- **Problem requirements**: Locate every line in the records below that holds the word "structured" and return each one.

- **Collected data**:
::::
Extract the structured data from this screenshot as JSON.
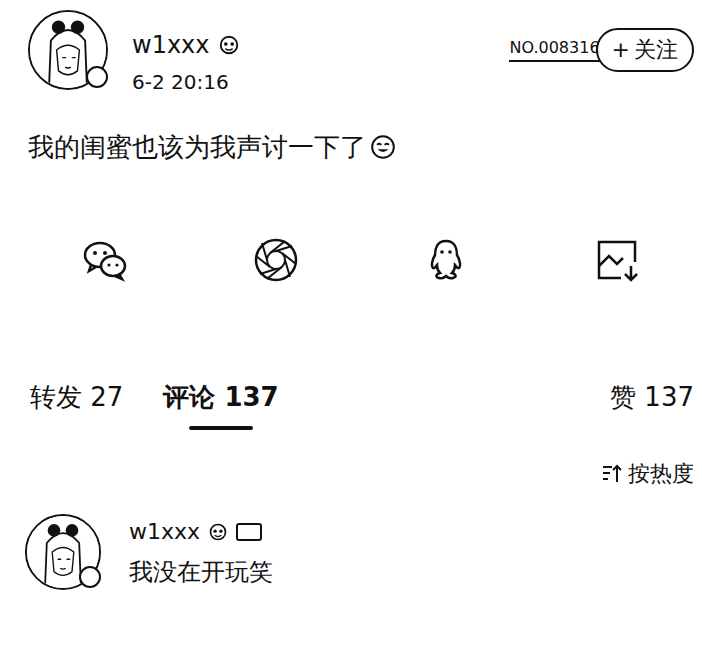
{
  "post": {
    "author": "w1xxx",
    "time": "6-2 20:16",
    "serial": "NO.008316",
    "follow_icon": "+",
    "follow_label": "关注",
    "text": "我的闺蜜也该为我声讨一下了"
  },
  "tabs": [
    {
      "label": "转发",
      "count": "27",
      "selected": false
    },
    {
      "label": "评论",
      "count": "137",
      "selected": true
    }
  ],
  "likes": {
    "label": "赞",
    "count": "137"
  },
  "sort": {
    "label": "按热度"
  },
  "comments": [
    {
      "author": "w1xxx",
      "text": "我没在开玩笑"
    }
  ]
}
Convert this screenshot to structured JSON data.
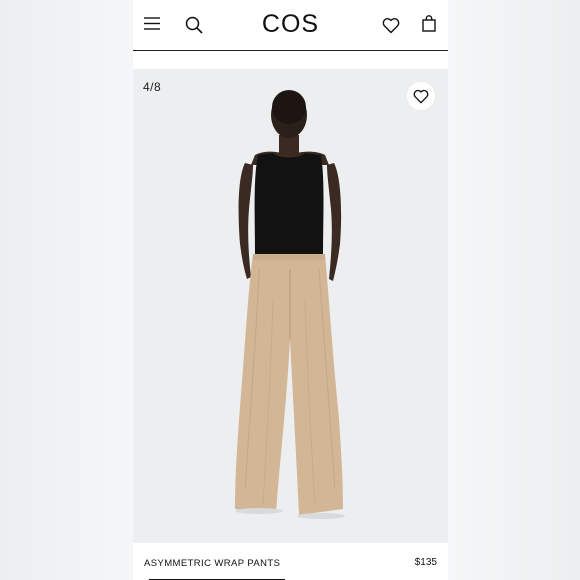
{
  "header": {
    "logo": "COS",
    "icons": [
      "menu-icon",
      "search-icon",
      "heart-icon",
      "bag-icon"
    ]
  },
  "gallery": {
    "counter": "4/8",
    "current_index": 4,
    "total_images": 8,
    "favorite_icon": "heart-icon"
  },
  "product": {
    "name": "ASYMMETRIC WRAP PANTS",
    "price": "$135"
  },
  "colors": {
    "background": "#eceeef",
    "text": "#111111",
    "top": "#111111",
    "pants": "#d2b695",
    "skin": "#3a2a22"
  }
}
::::
- **Answer below**:
Extract the structured data from this screenshot as JSON.
Convert this screenshot to structured JSON data.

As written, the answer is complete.